-------- Data excerpts --------

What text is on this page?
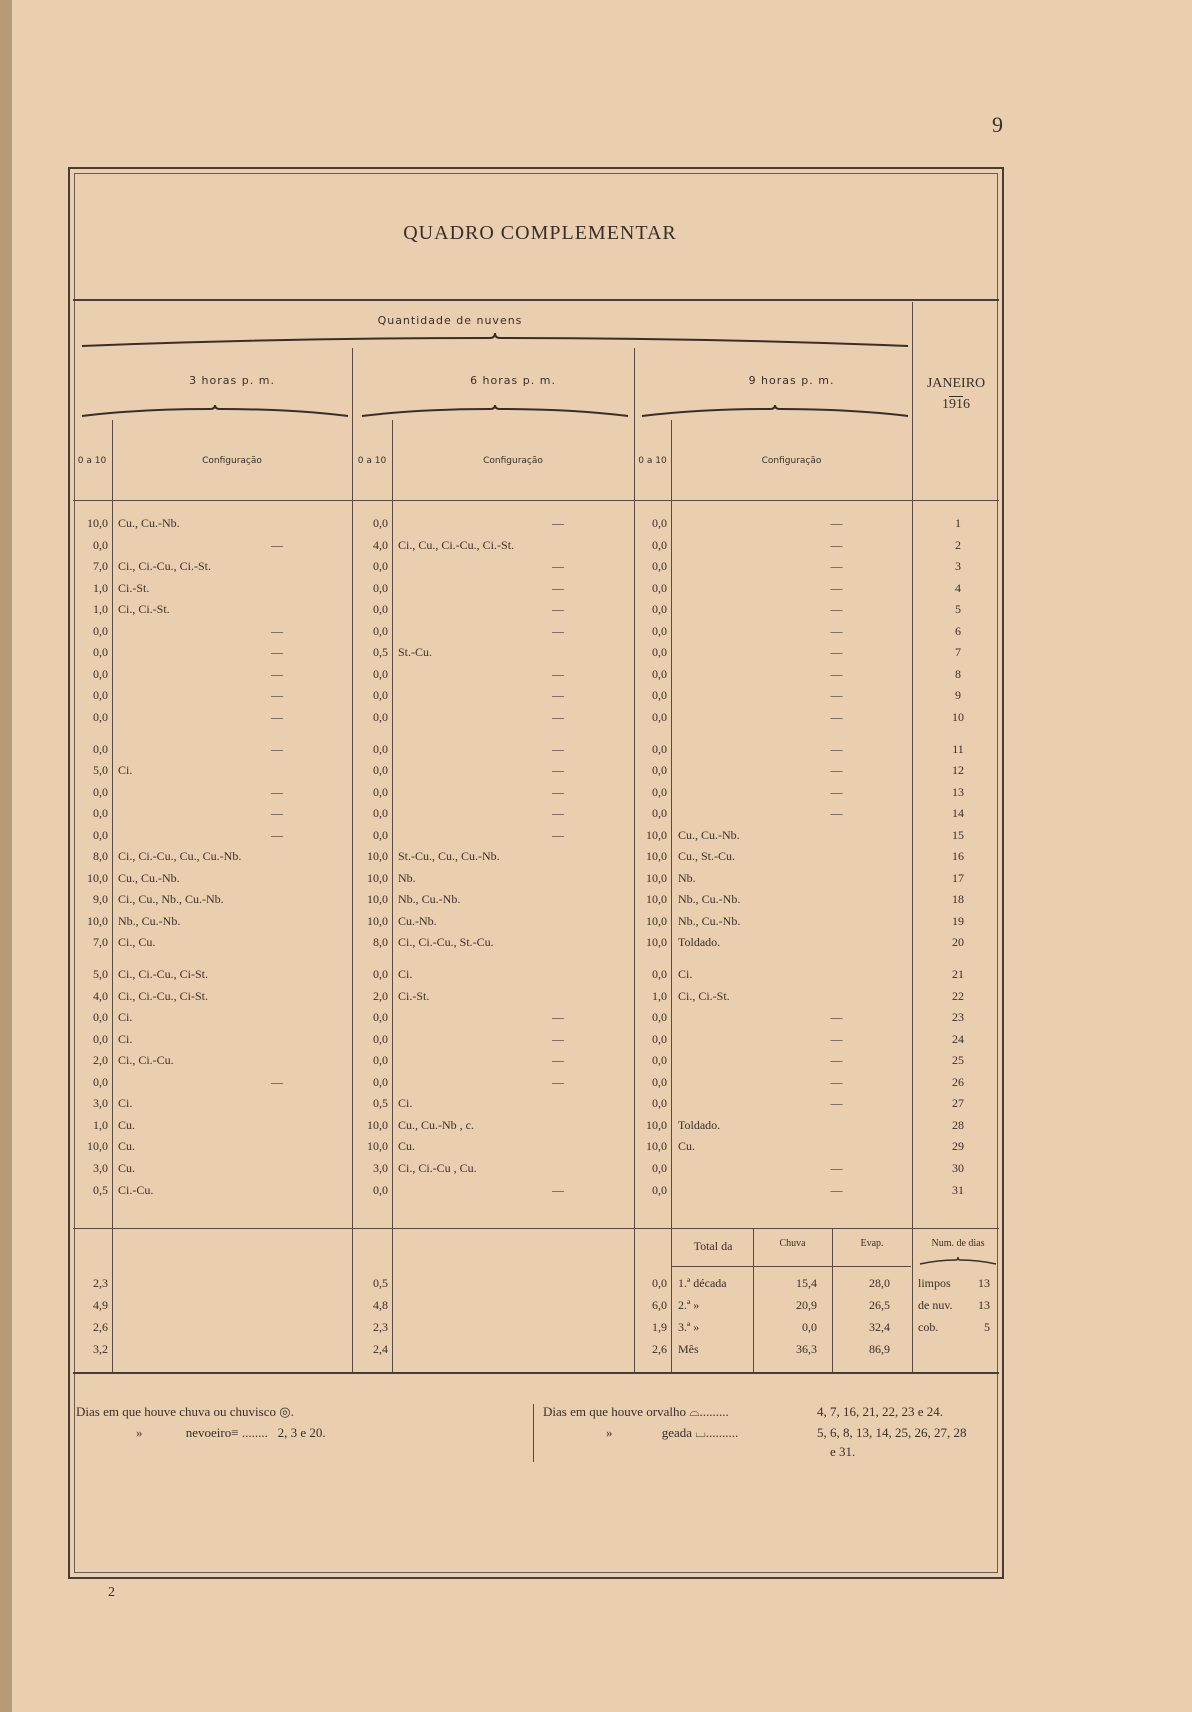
9
QUADRO COMPLEMENTAR
Quantidade de nuvens
3 horas p. m.	6 horas p. m.	9 horas p. m.
0 a 10	Configuração	0 a 10	Configuração	0 a 10	Configuração
JANEIRO
1916
10,0 Cu., Cu.-Nb.	0,0	—	0,0	—	1
0,0	—	4,0 Ci., Cu., Ci.-Cu., Ci.-St.	0,0	—	2
7,0 Ci., Ci.-Cu., Ci.-St.	0,0	—	0,0	—	3
1,0 Ci.-St.	0,0	—	0,0	—	4
1,0 Ci., Ci.-St.	0,0	—	0,0	—	5
0,0	—	0,0	—	0,0	—	6
0,0	—	0,5 St.-Cu.	0,0	—	7
0,0	—	0,0	—	0,0	—	8
0,0	—	0,0	—	0,0	—	9
0,0	—	0,0	—	0,0	—	10
0,0	—	0,0	—	0,0	—	11
5,0 Ci.	0,0	—	0,0	—	12
0,0	—	0,0	—	0,0	—	13
0,0	—	0,0	—	0,0	—	14
0,0	—	0,0	—	10,0 Cu., Cu.-Nb.	15
8,0 Ci., Ci.-Cu., Cu., Cu.-Nb.	10,0 St.-Cu., Cu., Cu.-Nb.	10,0 Cu., St.-Cu.	16
10,0 Cu., Cu.-Nb.	10,0 Nb.	10,0 Nb.	17
9,0 Ci., Cu., Nb., Cu.-Nb.	10,0 Nb., Cu.-Nb.	10,0 Nb., Cu.-Nb.	18
10,0 Nb., Cu.-Nb.	10,0 Cu.-Nb.	10,0 Nb., Cu.-Nb.	19
7,0 Ci., Cu.	8,0 Ci., Ci.-Cu., St.-Cu.	10,0 Toldado.	20
5,0 Ci., Ci.-Cu., Ci-St.	0,0 Ci.	0,0 Ci.	21
4,0 Ci., Ci.-Cu., Ci-St.	2,0 Ci.-St.	1,0 Ci., Ci.-St.	22
0,0 Ci.	0,0	—	0,0	—	23
0,0 Ci.	0,0	—	0,0	—	24
2,0 Ci., Ci.-Cu.	0,0	—	0,0	—	25
0,0	—	0,0	—	0,0	—	26
3,0 Ci.	0,5 Ci.	0,0	—	27
1,0 Cu.	10,0 Cu., Cu.-Nb , c.	10,0 Toldado.	28
10,0 Cu.	10,0 Cu.	10,0 Cu.	29
3,0 Cu.	3,0 Ci., Ci.-Cu , Cu.	0,0	—	30
0,5 Ci.-Cu.	0,0	—	0,0	—	31
Total da	Chuva	Evap.	Num. de dias
2,3	0,5	0,0 1.ª década	15,4	28,0 limpos	13
4,9	4,8	6,0 2.ª »	20,9	26,5 de nuv.	13
2,6	2,3	1,9 3.ª »	0,0	32,4 cob.	5
3,2	2,4	2,6 Mês	36,3	86,9
Dias em que houve chuva ou chuvisco ◎.
»	nevoeiro≡ ........   2, 3 e 20.
Dias em que houve orvalho ⌓.........	4, 7, 16, 21, 22, 23 e 24.
»	geada ⌴..........	5, 6, 8, 13, 14, 25, 26, 27, 28
e 31.
2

--------

**Required work**
Restate the whole listing above exactly, please, omitting every image.

**Exercise response**
What text is on this page?
9
QUADRO COMPLEMENTAR
Quantidade de nuvens
3 horas p. m.	6 horas p. m.	9 horas p. m.
0 a 10	Configuração	0 a 10	Configuração	0 a 10	Configuração
JANEIRO
1916
10,0 Cu., Cu.-Nb.	0,0	—	0,0	—	1
0,0	—	4,0 Ci., Cu., Ci.-Cu., Ci.-St.	0,0	—	2
7,0 Ci., Ci.-Cu., Ci.-St.	0,0	—	0,0	—	3
1,0 Ci.-St.	0,0	—	0,0	—	4
1,0 Ci., Ci.-St.	0,0	—	0,0	—	5
0,0	—	0,0	—	0,0	—	6
0,0	—	0,5 St.-Cu.	0,0	—	7
0,0	—	0,0	—	0,0	—	8
0,0	—	0,0	—	0,0	—	9
0,0	—	0,0	—	0,0	—	10
0,0	—	0,0	—	0,0	—	11
5,0 Ci.	0,0	—	0,0	—	12
0,0	—	0,0	—	0,0	—	13
0,0	—	0,0	—	0,0	—	14
0,0	—	0,0	—	10,0 Cu., Cu.-Nb.	15
8,0 Ci., Ci.-Cu., Cu., Cu.-Nb.	10,0 St.-Cu., Cu., Cu.-Nb.	10,0 Cu., St.-Cu.	16
10,0 Cu., Cu.-Nb.	10,0 Nb.	10,0 Nb.	17
9,0 Ci., Cu., Nb., Cu.-Nb.	10,0 Nb., Cu.-Nb.	10,0 Nb., Cu.-Nb.	18
10,0 Nb., Cu.-Nb.	10,0 Cu.-Nb.	10,0 Nb., Cu.-Nb.	19
7,0 Ci., Cu.	8,0 Ci., Ci.-Cu., St.-Cu.	10,0 Toldado.	20
5,0 Ci., Ci.-Cu., Ci-St.	0,0 Ci.	0,0 Ci.	21
4,0 Ci., Ci.-Cu., Ci-St.	2,0 Ci.-St.	1,0 Ci., Ci.-St.	22
0,0 Ci.	0,0	—	0,0	—	23
0,0 Ci.	0,0	—	0,0	—	24
2,0 Ci., Ci.-Cu.	0,0	—	0,0	—	25
0,0	—	0,0	—	0,0	—	26
3,0 Ci.	0,5 Ci.	0,0	—	27
1,0 Cu.	10,0 Cu., Cu.-Nb , c.	10,0 Toldado.	28
10,0 Cu.	10,0 Cu.	10,0 Cu.	29
3,0 Cu.	3,0 Ci., Ci.-Cu , Cu.	0,0	—	30
0,5 Ci.-Cu.	0,0	—	0,0	—	31
Total da	Chuva	Evap.	Num. de dias
2,3	0,5	0,0 1.ª década	15,4	28,0 limpos	13
4,9	4,8	6,0 2.ª »	20,9	26,5 de nuv.	13
2,6	2,3	1,9 3.ª »	0,0	32,4 cob.	5
3,2	2,4	2,6 Mês	36,3	86,9
Dias em que houve chuva ou chuvisco ◎.
»	nevoeiro≡ ........   2, 3 e 20.
Dias em que houve orvalho ⌓.........	4, 7, 16, 21, 22, 23 e 24.
»	geada ⌴..........	5, 6, 8, 13, 14, 25, 26, 27, 28
e 31.
2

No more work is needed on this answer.